[RECORDS FOR THIS TASK]
□ □ □ □

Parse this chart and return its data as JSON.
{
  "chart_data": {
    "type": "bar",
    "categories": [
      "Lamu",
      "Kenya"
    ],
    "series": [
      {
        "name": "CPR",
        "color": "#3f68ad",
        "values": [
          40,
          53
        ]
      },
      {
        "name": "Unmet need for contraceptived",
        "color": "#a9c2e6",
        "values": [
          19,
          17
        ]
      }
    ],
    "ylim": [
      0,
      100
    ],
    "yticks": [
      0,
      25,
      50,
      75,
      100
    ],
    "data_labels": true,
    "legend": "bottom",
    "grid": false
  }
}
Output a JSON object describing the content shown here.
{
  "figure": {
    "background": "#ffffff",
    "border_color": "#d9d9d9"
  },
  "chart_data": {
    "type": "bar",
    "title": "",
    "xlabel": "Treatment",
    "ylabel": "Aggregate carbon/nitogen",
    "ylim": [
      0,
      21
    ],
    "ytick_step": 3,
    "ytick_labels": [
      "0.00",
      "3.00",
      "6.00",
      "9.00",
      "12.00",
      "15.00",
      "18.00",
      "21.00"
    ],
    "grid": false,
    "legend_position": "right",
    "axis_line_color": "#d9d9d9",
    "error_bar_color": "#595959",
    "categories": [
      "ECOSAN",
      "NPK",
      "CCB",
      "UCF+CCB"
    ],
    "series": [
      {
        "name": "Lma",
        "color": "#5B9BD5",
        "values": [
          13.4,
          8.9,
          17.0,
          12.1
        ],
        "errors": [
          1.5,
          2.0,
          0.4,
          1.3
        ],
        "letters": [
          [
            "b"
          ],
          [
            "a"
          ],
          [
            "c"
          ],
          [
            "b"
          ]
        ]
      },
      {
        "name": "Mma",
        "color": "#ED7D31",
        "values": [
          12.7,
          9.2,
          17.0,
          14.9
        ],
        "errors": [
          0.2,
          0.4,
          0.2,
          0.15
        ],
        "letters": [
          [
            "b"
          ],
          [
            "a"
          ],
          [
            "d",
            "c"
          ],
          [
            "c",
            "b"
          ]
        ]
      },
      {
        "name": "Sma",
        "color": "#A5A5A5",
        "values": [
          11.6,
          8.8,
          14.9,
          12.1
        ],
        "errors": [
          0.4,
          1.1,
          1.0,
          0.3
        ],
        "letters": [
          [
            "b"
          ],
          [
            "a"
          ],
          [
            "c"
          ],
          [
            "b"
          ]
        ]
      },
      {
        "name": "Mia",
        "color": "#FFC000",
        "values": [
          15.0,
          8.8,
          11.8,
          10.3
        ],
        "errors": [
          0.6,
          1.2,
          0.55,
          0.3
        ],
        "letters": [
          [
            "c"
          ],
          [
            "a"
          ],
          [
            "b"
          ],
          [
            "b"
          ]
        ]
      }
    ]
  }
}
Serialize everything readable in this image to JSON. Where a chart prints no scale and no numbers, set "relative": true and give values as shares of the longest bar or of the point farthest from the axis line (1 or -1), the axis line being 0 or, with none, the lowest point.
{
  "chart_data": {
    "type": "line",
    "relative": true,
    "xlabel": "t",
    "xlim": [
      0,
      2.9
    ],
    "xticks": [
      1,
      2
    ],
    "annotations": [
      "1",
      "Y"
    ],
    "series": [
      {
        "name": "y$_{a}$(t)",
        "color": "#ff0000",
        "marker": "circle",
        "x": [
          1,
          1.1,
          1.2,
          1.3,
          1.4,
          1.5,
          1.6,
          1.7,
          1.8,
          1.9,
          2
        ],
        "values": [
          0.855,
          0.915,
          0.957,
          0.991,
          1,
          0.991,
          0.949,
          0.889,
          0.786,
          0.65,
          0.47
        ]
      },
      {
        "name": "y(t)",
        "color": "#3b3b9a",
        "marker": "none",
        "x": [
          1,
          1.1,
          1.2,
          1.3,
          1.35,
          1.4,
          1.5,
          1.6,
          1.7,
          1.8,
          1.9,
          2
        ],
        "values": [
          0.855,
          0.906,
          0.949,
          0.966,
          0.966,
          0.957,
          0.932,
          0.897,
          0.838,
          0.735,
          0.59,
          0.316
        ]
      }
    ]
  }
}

□ □ □ □

Exactly reproduce every line of the records.

Parse this chart and return its data as JSON.
{
  "chart_data": {
    "type": "bar",
    "categories": [
      "Lamu",
      "Kenya"
    ],
    "series": [
      {
        "name": "CPR",
        "color": "#3f68ad",
        "values": [
          40,
          53
        ]
      },
      {
        "name": "Unmet need for contraceptived",
        "color": "#a9c2e6",
        "values": [
          19,
          17
        ]
      }
    ],
    "ylim": [
      0,
      100
    ],
    "yticks": [
      0,
      25,
      50,
      75,
      100
    ],
    "data_labels": true,
    "legend": "bottom",
    "grid": false
  }
}
Output a JSON object describing the content shown here.
{
  "figure": {
    "background": "#ffffff",
    "border_color": "#d9d9d9"
  },
  "chart_data": {
    "type": "bar",
    "title": "",
    "xlabel": "Treatment",
    "ylabel": "Aggregate carbon/nitogen",
    "ylim": [
      0,
      21
    ],
    "ytick_step": 3,
    "ytick_labels": [
      "0.00",
      "3.00",
      "6.00",
      "9.00",
      "12.00",
      "15.00",
      "18.00",
      "21.00"
    ],
    "grid": false,
    "legend_position": "right",
    "axis_line_color": "#d9d9d9",
    "error_bar_color": "#595959",
    "categories": [
      "ECOSAN",
      "NPK",
      "CCB",
      "UCF+CCB"
    ],
    "series": [
      {
        "name": "Lma",
        "color": "#5B9BD5",
        "values": [
          13.4,
          8.9,
          17.0,
          12.1
        ],
        "errors": [
          1.5,
          2.0,
          0.4,
          1.3
        ],
        "letters": [
          [
            "b"
          ],
          [
            "a"
          ],
          [
            "c"
          ],
          [
            "b"
          ]
        ]
      },
      {
        "name": "Mma",
        "color": "#ED7D31",
        "values": [
          12.7,
          9.2,
          17.0,
          14.9
        ],
        "errors": [
          0.2,
          0.4,
          0.2,
          0.15
        ],
        "letters": [
          [
            "b"
          ],
          [
            "a"
          ],
          [
            "d",
            "c"
          ],
          [
            "c",
            "b"
          ]
        ]
      },
      {
        "name": "Sma",
        "color": "#A5A5A5",
        "values": [
          11.6,
          8.8,
          14.9,
          12.1
        ],
        "errors": [
          0.4,
          1.1,
          1.0,
          0.3
        ],
        "letters": [
          [
            "b"
          ],
          [
            "a"
          ],
          [
            "c"
          ],
          [
            "b"
          ]
        ]
      },
      {
        "name": "Mia",
        "color": "#FFC000",
        "values": [
          15.0,
          8.8,
          11.8,
          10.3
        ],
        "errors": [
          0.6,
          1.2,
          0.55,
          0.3
        ],
        "letters": [
          [
            "c"
          ],
          [
            "a"
          ],
          [
            "b"
          ],
          [
            "b"
          ]
        ]
      }
    ]
  }
}
Serialize everything readable in this image to JSON. Where a chart prints no scale and no numbers, set "relative": true and give values as shares of the longest bar or of the point farthest from the axis line (1 or -1), the axis line being 0 or, with none, the lowest point.
{
  "chart_data": {
    "type": "line",
    "relative": true,
    "xlabel": "t",
    "xlim": [
      0,
      2.9
    ],
    "xticks": [
      1,
      2
    ],
    "annotations": [
      "1",
      "Y"
    ],
    "series": [
      {
        "name": "y$_{a}$(t)",
        "color": "#ff0000",
        "marker": "circle",
        "x": [
          1,
          1.1,
          1.2,
          1.3,
          1.4,
          1.5,
          1.6,
          1.7,
          1.8,
          1.9,
          2
        ],
        "values": [
          0.855,
          0.915,
          0.957,
          0.991,
          1,
          0.991,
          0.949,
          0.889,
          0.786,
          0.65,
          0.47
        ]
      },
      {
        "name": "y(t)",
        "color": "#3b3b9a",
        "marker": "none",
        "x": [
          1,
          1.1,
          1.2,
          1.3,
          1.35,
          1.4,
          1.5,
          1.6,
          1.7,
          1.8,
          1.9,
          2
        ],
        "values": [
          0.855,
          0.906,
          0.949,
          0.966,
          0.966,
          0.957,
          0.932,
          0.897,
          0.838,
          0.735,
          0.59,
          0.316
        ]
      }
    ]
  }
}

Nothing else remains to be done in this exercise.